Aim of the exercise:
Search the records for the word "以塑代钢" and pick out every line that has it.

Items from a dataset
********************
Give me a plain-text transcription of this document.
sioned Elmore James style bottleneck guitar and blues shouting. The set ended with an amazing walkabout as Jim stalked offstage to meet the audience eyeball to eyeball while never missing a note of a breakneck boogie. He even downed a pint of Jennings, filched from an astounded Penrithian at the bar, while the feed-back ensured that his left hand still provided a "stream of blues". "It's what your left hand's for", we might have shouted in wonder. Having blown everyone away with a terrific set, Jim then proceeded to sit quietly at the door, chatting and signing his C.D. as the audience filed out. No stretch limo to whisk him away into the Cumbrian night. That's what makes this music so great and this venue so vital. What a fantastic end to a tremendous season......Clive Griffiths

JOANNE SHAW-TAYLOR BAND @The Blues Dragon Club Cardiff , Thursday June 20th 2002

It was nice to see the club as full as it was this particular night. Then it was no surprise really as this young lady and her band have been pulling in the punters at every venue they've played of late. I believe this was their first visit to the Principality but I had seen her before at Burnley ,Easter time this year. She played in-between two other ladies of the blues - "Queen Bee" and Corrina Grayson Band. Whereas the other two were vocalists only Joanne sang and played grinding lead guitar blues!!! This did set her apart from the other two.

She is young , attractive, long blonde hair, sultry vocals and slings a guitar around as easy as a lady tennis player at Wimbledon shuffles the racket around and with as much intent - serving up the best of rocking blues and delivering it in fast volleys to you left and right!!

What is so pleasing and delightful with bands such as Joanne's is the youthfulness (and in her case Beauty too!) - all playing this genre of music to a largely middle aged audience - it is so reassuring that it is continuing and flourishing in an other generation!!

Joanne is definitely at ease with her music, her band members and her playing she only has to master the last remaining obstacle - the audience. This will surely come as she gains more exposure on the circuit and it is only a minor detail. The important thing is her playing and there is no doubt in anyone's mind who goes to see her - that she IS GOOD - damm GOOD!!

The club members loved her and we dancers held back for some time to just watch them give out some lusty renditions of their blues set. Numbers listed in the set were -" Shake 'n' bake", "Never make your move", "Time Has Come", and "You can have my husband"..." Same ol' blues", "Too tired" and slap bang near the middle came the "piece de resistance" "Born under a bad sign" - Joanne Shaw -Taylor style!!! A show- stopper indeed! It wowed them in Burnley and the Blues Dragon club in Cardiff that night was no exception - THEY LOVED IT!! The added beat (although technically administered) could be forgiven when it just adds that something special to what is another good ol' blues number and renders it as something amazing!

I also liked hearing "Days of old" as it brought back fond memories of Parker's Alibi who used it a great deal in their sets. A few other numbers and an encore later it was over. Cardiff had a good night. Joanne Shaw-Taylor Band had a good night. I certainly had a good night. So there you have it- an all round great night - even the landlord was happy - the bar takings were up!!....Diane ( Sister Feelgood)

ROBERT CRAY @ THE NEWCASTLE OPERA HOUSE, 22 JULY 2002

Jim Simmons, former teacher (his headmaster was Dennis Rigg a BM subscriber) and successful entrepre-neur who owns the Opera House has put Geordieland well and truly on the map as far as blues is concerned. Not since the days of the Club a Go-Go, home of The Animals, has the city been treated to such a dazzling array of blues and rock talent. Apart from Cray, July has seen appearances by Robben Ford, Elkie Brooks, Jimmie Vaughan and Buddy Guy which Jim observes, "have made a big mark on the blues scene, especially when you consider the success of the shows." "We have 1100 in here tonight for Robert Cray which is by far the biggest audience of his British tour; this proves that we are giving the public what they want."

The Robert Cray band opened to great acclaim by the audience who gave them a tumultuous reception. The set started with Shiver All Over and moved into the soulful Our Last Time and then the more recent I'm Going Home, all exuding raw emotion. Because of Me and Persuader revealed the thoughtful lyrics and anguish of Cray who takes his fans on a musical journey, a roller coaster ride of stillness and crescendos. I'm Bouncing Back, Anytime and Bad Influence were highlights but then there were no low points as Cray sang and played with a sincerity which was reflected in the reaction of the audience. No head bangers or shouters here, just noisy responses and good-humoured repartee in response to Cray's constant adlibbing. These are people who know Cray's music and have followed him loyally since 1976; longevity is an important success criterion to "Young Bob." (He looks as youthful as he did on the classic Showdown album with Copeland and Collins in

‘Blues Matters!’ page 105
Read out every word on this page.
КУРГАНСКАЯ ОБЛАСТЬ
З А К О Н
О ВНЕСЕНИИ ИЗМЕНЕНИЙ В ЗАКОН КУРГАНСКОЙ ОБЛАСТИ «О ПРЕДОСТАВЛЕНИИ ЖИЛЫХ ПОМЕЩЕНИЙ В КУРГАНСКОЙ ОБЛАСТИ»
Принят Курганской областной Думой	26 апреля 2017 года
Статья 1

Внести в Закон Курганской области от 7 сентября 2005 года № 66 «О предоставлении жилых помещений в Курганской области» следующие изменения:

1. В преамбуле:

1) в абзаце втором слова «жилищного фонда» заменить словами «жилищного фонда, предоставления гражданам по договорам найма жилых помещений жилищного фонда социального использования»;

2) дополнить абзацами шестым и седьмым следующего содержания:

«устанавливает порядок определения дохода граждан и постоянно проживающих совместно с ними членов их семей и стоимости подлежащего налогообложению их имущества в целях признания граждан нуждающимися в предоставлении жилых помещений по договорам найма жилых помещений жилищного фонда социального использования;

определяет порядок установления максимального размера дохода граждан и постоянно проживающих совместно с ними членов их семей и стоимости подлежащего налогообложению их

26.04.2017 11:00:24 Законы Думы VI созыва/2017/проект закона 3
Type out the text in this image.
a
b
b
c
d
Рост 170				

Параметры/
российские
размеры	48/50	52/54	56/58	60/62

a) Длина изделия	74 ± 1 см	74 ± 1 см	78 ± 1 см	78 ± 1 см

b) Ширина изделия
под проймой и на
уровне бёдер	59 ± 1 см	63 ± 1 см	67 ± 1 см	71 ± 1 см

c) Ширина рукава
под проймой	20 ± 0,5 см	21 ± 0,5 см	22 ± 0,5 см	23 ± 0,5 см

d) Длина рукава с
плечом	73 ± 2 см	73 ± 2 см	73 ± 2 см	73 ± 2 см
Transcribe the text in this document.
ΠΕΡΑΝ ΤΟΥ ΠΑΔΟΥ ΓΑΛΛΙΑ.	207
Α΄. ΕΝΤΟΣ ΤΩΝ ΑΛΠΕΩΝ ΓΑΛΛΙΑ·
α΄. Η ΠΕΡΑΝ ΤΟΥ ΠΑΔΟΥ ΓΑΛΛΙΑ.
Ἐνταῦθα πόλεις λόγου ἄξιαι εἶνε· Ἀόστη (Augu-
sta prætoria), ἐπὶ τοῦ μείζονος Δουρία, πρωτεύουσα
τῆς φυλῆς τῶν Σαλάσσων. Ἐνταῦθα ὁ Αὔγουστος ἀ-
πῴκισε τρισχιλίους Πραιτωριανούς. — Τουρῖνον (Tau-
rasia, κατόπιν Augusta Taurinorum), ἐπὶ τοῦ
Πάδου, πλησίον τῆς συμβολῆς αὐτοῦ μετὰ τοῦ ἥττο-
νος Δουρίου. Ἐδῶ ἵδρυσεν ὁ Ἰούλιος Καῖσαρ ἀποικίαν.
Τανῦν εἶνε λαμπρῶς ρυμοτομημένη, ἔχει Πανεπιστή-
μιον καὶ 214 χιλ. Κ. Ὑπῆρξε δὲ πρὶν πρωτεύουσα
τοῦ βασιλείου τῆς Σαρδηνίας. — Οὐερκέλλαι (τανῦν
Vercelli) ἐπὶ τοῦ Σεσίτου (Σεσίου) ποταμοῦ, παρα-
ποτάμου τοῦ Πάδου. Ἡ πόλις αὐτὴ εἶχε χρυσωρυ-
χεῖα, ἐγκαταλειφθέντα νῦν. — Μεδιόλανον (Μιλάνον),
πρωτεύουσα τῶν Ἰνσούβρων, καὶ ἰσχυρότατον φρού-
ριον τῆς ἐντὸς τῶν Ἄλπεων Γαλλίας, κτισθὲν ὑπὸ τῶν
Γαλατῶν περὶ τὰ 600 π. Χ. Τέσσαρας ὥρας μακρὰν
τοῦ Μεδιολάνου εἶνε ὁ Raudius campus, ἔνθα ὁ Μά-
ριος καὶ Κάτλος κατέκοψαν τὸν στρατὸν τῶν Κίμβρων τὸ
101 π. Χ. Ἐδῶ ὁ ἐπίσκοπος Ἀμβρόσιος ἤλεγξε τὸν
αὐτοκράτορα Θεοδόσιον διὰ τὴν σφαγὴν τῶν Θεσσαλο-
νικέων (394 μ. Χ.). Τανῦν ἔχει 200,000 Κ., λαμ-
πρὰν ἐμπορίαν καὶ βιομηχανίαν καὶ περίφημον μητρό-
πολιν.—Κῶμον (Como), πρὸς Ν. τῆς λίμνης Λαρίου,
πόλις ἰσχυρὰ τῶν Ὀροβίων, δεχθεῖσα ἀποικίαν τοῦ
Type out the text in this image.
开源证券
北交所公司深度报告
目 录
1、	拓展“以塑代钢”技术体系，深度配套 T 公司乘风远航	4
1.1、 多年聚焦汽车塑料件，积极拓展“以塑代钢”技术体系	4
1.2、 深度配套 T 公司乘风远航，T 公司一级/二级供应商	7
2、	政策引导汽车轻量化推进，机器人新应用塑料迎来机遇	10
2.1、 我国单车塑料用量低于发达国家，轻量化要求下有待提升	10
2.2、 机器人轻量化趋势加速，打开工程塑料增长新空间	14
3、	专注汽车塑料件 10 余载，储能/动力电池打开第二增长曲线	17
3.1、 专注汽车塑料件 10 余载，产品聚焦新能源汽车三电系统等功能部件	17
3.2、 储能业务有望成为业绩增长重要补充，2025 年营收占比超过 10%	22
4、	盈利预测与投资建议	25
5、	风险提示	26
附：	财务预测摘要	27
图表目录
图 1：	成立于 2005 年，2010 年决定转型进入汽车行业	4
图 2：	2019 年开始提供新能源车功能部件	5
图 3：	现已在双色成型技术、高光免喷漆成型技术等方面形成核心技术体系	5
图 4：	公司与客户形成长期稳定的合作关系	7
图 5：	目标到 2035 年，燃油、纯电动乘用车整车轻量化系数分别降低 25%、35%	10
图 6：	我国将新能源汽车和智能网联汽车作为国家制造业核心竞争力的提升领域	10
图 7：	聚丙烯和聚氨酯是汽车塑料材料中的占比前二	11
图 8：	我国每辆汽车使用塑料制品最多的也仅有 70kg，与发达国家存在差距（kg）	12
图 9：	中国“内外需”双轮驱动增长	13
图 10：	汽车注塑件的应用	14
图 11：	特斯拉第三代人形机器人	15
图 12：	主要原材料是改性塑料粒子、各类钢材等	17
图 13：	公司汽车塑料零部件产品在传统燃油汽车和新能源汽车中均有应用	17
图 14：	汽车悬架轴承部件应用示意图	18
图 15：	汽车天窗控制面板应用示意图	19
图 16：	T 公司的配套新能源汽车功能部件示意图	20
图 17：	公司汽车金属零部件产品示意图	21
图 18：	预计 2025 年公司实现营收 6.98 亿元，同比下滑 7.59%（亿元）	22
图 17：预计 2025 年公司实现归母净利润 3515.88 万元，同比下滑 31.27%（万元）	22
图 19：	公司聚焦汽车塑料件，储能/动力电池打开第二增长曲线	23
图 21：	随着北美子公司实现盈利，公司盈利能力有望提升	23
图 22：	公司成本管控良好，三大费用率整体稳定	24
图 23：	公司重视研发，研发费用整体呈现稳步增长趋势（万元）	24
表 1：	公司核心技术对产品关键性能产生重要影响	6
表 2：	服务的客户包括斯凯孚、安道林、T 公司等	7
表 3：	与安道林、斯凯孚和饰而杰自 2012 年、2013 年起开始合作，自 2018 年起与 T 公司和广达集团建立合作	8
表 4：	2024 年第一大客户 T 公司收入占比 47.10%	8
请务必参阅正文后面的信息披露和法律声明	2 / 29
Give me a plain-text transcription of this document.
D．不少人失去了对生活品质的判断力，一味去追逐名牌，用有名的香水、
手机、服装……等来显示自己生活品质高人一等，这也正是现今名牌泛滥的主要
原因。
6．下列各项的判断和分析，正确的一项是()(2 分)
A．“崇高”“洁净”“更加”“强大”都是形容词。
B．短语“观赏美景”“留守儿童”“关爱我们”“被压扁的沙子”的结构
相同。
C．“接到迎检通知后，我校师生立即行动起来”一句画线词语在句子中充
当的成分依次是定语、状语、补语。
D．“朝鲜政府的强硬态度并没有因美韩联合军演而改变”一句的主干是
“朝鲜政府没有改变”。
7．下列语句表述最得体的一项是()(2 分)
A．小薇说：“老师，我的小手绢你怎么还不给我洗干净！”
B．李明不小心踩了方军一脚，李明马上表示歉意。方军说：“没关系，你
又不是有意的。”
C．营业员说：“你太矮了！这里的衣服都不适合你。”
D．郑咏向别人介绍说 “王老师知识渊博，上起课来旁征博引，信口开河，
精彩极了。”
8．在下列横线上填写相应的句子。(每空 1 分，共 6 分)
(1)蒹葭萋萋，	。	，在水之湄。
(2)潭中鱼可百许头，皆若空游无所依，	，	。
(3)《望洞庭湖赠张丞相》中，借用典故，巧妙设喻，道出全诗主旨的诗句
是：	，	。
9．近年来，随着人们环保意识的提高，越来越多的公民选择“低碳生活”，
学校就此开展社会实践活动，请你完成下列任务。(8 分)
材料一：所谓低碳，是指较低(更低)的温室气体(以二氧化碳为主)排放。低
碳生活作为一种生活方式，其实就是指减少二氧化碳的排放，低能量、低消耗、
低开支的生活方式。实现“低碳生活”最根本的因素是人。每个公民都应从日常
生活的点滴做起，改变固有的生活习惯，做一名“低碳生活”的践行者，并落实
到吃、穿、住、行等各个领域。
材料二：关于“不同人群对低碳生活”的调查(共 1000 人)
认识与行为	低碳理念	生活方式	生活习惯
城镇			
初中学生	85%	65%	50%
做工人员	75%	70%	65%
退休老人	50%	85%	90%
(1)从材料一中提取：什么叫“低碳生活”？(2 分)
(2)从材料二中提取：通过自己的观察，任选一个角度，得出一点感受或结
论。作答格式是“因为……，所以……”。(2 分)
********************
Exercise solution:
1、	拓展“以塑代钢”技术体系，深度配套 T 公司乘风远航	4
1.1、 多年聚焦汽车塑料件，积极拓展“以塑代钢”技术体系	4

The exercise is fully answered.